=== Goal ===
Give only the number of lines where "Νοεμβρίου" occurs.

+ + + + +

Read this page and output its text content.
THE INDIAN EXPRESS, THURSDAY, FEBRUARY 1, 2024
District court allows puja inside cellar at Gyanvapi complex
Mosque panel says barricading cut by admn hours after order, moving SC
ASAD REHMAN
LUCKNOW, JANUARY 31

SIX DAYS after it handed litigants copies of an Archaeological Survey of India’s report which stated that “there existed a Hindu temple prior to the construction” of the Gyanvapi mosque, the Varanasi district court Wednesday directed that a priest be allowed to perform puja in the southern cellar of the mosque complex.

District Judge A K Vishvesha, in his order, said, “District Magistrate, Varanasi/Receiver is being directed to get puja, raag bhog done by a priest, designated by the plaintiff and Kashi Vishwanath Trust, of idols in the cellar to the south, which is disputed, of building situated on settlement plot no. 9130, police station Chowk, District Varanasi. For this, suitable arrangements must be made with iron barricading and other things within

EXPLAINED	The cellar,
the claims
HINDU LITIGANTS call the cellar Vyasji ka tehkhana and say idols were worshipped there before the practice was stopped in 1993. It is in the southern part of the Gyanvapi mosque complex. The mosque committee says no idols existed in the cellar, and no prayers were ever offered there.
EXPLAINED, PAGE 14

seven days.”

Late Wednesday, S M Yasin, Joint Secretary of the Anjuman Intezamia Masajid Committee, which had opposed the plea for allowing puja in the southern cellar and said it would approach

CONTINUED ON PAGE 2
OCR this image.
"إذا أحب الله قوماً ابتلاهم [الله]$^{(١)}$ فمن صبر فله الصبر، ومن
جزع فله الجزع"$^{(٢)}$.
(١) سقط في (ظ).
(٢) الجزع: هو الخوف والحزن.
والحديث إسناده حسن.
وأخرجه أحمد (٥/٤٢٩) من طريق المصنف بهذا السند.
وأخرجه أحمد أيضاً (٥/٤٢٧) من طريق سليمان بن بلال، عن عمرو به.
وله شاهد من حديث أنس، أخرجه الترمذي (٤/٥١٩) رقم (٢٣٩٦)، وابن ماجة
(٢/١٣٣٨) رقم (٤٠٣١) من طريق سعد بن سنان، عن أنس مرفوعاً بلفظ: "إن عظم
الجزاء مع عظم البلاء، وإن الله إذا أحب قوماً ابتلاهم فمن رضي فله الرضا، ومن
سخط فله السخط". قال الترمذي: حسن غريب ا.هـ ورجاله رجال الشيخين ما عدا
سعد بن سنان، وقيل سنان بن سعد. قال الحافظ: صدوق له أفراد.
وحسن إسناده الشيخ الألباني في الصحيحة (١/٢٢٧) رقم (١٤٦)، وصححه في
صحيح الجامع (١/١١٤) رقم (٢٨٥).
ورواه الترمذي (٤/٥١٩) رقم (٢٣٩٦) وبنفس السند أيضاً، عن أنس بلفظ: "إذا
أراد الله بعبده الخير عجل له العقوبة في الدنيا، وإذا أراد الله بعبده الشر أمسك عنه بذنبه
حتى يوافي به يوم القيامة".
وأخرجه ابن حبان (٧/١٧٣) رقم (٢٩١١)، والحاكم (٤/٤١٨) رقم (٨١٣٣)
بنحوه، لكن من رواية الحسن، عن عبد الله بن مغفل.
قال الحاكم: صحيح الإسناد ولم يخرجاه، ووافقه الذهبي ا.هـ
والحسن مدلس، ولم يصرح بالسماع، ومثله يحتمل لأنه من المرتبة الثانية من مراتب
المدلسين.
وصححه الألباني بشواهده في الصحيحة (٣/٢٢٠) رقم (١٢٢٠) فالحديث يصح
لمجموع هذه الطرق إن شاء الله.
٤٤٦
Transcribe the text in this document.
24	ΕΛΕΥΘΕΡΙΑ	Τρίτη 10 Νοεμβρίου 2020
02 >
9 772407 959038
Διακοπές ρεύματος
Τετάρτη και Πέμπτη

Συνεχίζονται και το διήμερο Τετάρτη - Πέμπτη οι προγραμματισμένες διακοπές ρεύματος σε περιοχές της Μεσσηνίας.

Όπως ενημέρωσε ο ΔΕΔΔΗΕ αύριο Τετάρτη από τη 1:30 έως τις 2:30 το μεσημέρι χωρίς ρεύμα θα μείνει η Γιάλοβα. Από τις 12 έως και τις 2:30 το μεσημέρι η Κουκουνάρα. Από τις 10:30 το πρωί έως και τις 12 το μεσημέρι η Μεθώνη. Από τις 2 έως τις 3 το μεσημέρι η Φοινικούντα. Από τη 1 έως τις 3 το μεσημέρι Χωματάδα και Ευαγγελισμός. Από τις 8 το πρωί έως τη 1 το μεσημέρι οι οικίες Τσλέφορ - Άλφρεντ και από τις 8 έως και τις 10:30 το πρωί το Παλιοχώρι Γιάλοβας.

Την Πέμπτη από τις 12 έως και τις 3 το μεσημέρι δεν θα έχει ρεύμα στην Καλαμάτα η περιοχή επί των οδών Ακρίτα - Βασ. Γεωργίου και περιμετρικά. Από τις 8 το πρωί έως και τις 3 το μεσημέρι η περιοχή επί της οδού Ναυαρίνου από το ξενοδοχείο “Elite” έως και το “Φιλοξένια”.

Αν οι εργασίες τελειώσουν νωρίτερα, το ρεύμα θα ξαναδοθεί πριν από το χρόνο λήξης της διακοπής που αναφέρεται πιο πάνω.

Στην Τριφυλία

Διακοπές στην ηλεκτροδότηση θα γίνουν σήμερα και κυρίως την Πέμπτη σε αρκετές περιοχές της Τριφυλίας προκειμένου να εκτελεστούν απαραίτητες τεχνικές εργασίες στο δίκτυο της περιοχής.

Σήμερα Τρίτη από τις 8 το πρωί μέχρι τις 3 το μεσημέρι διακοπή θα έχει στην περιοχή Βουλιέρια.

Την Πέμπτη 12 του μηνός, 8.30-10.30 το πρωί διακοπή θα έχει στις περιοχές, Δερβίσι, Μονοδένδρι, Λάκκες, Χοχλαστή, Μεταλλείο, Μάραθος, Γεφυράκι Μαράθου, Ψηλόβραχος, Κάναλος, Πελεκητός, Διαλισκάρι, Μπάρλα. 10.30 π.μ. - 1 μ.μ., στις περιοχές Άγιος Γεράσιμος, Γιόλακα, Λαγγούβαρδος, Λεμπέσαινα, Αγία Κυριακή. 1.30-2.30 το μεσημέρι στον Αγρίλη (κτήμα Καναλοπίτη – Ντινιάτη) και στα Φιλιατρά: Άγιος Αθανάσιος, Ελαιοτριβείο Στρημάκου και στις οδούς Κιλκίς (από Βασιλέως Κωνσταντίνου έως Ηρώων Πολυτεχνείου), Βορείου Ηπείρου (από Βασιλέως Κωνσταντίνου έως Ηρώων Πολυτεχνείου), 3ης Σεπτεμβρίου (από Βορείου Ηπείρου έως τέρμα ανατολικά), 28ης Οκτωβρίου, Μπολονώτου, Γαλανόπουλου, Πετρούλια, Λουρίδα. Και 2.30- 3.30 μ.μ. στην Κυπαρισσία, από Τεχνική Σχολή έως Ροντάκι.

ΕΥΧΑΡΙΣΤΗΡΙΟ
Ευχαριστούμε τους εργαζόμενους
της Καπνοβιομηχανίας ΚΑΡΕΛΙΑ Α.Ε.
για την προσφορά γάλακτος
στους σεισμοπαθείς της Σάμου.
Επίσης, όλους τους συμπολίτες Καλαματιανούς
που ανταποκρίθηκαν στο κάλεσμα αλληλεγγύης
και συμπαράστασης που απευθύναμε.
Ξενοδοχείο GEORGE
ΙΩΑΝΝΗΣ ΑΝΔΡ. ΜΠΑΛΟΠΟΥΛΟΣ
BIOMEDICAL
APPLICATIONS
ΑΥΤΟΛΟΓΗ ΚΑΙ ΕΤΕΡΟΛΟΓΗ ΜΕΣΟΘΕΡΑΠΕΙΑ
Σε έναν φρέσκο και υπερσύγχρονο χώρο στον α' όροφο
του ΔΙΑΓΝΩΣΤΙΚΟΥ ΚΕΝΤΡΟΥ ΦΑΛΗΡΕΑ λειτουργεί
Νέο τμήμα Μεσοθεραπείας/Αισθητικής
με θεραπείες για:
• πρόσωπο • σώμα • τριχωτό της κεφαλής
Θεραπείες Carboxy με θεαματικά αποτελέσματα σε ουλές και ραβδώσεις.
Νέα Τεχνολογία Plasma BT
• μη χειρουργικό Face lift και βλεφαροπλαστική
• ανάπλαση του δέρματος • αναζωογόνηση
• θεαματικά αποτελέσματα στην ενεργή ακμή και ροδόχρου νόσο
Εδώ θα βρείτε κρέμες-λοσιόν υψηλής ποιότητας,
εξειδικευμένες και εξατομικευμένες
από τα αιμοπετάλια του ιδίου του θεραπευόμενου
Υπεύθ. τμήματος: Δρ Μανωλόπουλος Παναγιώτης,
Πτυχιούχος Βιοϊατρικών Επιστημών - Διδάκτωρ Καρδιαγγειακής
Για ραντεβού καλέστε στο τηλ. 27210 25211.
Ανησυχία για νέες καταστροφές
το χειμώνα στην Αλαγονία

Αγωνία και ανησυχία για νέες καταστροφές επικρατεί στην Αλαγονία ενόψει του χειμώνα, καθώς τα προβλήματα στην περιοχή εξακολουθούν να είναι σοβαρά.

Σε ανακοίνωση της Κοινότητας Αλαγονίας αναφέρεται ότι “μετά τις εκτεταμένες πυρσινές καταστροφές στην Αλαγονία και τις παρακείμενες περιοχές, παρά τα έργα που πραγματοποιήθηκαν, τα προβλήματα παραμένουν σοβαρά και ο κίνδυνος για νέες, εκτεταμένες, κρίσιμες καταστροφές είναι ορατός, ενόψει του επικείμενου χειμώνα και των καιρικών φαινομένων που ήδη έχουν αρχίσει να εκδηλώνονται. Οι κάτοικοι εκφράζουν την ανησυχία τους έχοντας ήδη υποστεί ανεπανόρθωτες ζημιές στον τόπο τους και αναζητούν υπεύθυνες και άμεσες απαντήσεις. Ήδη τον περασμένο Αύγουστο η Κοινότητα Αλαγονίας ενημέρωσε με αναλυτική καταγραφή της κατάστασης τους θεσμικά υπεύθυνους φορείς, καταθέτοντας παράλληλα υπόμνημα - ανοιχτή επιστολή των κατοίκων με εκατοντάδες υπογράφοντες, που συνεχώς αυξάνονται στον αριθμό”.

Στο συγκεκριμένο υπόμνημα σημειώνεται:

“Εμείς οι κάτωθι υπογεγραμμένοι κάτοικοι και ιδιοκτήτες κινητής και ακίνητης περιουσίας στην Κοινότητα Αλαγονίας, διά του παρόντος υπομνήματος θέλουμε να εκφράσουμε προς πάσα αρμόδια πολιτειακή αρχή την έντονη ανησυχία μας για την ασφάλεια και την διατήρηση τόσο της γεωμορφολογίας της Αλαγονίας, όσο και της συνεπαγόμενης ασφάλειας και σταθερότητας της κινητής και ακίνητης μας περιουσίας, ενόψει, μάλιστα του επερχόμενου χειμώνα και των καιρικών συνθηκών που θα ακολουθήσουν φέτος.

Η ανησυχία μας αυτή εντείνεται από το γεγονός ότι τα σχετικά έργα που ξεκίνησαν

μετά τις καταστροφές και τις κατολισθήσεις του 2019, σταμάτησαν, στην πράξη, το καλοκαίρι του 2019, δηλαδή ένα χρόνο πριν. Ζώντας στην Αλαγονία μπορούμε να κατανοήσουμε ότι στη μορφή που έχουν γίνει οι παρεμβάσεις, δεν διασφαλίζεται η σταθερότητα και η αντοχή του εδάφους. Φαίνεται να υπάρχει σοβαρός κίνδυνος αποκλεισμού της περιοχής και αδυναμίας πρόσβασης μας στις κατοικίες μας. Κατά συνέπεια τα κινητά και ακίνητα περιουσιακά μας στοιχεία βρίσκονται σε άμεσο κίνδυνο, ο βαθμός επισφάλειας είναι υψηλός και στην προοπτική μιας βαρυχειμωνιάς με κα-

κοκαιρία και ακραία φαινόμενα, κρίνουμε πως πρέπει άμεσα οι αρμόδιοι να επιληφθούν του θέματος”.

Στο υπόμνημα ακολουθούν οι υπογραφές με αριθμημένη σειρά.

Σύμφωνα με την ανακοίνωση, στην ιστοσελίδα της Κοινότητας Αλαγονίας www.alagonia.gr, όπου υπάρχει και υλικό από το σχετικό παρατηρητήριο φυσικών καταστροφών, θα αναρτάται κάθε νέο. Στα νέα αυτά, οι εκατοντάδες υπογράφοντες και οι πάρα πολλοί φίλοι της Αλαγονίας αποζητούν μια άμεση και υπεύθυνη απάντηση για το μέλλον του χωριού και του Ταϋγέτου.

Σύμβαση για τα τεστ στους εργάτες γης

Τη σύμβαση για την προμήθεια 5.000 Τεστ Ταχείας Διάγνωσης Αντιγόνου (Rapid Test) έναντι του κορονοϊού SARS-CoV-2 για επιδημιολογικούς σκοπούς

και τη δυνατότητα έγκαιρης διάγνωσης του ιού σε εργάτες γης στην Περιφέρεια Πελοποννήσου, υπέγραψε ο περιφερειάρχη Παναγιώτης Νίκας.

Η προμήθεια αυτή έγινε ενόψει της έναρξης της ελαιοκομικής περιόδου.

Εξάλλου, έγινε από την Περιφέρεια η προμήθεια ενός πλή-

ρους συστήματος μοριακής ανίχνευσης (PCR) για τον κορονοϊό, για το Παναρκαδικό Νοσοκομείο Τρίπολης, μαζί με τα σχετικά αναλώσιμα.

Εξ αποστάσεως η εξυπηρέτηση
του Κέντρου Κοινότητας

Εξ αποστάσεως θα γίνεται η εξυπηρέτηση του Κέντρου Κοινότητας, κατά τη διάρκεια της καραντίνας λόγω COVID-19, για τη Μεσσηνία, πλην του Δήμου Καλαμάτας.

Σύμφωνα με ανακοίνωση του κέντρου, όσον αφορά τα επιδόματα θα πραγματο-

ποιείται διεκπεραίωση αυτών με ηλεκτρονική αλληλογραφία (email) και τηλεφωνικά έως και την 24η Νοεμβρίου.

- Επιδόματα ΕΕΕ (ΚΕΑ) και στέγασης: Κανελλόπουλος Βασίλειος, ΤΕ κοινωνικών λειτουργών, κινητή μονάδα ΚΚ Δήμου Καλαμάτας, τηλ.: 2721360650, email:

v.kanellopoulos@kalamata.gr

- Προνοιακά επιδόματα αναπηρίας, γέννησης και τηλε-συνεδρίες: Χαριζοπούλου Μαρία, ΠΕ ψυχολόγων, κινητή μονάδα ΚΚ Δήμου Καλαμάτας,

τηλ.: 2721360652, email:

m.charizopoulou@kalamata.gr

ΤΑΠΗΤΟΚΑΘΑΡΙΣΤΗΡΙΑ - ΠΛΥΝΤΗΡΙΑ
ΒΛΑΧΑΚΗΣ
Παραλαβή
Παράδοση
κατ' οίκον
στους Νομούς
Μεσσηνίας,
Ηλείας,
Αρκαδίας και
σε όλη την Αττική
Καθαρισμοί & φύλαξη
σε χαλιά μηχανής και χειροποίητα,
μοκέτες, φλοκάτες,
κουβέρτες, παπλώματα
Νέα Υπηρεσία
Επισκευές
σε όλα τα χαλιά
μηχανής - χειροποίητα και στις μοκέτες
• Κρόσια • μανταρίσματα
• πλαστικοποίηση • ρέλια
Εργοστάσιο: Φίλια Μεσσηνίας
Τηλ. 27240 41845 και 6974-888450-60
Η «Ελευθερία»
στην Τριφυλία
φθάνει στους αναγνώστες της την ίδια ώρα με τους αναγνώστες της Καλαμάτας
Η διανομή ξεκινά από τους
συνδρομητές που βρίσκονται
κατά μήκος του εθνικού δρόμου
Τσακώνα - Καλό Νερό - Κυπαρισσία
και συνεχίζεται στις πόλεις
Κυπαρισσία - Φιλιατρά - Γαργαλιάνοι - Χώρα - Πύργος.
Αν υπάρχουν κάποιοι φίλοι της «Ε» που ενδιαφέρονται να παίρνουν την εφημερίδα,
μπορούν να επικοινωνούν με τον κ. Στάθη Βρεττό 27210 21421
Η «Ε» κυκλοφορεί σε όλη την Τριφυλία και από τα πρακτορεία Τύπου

+ + + + +

=== Solution for this problem ===
2